• Short problem
Pick out each line of the records in which the word "color" appears.

--- Begin Supplied material ---

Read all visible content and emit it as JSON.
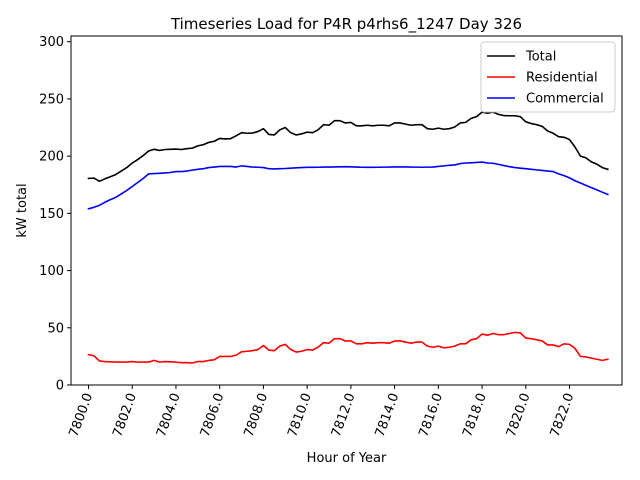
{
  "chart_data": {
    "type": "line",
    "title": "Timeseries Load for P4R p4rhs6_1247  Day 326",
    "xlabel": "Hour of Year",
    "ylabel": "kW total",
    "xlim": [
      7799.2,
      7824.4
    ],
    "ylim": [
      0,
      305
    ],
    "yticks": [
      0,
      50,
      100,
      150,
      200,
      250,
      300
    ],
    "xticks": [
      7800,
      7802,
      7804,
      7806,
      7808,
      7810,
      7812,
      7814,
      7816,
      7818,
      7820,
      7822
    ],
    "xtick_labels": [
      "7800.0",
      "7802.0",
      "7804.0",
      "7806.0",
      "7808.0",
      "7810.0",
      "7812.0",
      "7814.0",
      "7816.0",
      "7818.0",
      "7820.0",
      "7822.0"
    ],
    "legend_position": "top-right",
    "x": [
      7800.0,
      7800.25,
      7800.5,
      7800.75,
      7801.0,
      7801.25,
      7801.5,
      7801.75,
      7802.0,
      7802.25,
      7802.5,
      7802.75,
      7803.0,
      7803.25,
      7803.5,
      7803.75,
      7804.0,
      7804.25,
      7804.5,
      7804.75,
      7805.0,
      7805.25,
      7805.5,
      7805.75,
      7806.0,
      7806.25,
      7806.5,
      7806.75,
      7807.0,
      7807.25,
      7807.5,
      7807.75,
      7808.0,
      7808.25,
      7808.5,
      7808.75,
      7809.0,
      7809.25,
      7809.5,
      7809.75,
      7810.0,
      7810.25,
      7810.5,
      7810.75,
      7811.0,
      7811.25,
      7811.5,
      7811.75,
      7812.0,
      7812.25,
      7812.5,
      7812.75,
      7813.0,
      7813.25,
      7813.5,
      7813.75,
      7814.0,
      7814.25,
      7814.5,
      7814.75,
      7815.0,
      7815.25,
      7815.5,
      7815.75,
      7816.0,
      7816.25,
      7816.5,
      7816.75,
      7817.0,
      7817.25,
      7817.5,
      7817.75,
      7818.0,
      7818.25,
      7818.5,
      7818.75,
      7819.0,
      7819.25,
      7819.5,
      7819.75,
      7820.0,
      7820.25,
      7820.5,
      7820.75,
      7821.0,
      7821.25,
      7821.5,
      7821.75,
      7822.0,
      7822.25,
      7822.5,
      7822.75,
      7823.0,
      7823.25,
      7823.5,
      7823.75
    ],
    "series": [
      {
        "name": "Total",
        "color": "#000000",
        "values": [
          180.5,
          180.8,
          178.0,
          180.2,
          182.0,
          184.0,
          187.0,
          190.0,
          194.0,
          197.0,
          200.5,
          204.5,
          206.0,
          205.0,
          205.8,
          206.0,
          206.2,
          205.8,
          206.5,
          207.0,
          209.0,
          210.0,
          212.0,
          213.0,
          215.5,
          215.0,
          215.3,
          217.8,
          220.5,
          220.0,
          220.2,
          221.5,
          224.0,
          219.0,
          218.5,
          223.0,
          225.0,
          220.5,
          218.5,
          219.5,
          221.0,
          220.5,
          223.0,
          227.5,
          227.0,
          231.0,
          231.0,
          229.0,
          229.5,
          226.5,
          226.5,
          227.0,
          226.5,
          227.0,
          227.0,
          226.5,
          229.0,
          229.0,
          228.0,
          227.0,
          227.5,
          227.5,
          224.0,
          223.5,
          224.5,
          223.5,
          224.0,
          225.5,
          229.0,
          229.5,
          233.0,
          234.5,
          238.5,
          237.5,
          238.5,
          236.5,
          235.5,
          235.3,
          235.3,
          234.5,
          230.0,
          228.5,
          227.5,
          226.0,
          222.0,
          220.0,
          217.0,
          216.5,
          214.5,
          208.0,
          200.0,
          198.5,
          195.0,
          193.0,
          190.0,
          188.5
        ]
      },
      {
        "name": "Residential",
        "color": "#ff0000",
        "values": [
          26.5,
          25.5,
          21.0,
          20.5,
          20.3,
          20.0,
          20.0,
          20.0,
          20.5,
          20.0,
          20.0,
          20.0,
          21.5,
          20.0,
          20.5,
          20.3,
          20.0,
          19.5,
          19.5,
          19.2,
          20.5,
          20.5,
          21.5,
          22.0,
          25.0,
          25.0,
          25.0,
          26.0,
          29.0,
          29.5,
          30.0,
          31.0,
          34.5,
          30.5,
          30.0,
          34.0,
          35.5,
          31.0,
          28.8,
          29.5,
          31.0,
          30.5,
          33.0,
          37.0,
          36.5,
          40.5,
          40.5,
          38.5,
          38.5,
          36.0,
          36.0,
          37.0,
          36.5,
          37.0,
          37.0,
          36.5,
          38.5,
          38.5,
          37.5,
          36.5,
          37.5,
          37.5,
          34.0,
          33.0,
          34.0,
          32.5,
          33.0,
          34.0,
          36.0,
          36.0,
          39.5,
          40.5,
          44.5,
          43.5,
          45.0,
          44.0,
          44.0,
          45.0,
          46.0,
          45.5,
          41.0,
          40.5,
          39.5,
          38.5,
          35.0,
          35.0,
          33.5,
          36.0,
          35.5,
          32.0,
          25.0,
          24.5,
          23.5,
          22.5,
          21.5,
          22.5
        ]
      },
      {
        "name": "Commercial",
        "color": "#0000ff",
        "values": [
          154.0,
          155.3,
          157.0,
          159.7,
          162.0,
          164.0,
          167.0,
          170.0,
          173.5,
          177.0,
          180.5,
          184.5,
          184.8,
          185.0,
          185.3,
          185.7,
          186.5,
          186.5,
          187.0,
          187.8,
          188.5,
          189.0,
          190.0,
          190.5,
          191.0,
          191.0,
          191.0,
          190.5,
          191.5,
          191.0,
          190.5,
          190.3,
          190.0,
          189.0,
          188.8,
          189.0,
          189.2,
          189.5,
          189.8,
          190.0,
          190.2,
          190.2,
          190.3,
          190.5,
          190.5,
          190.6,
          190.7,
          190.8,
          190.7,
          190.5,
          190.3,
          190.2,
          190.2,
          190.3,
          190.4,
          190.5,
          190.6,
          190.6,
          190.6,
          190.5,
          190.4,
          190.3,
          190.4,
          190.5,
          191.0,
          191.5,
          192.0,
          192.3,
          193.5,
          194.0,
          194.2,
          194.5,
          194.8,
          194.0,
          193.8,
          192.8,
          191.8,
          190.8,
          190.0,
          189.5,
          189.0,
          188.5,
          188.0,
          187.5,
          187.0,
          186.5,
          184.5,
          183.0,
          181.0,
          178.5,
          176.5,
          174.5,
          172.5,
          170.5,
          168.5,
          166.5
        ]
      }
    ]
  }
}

--- End Supplied material ---

• Output for this task
        "color": "#000000",
        "color": "#ff0000",
        "color": "#0000ff",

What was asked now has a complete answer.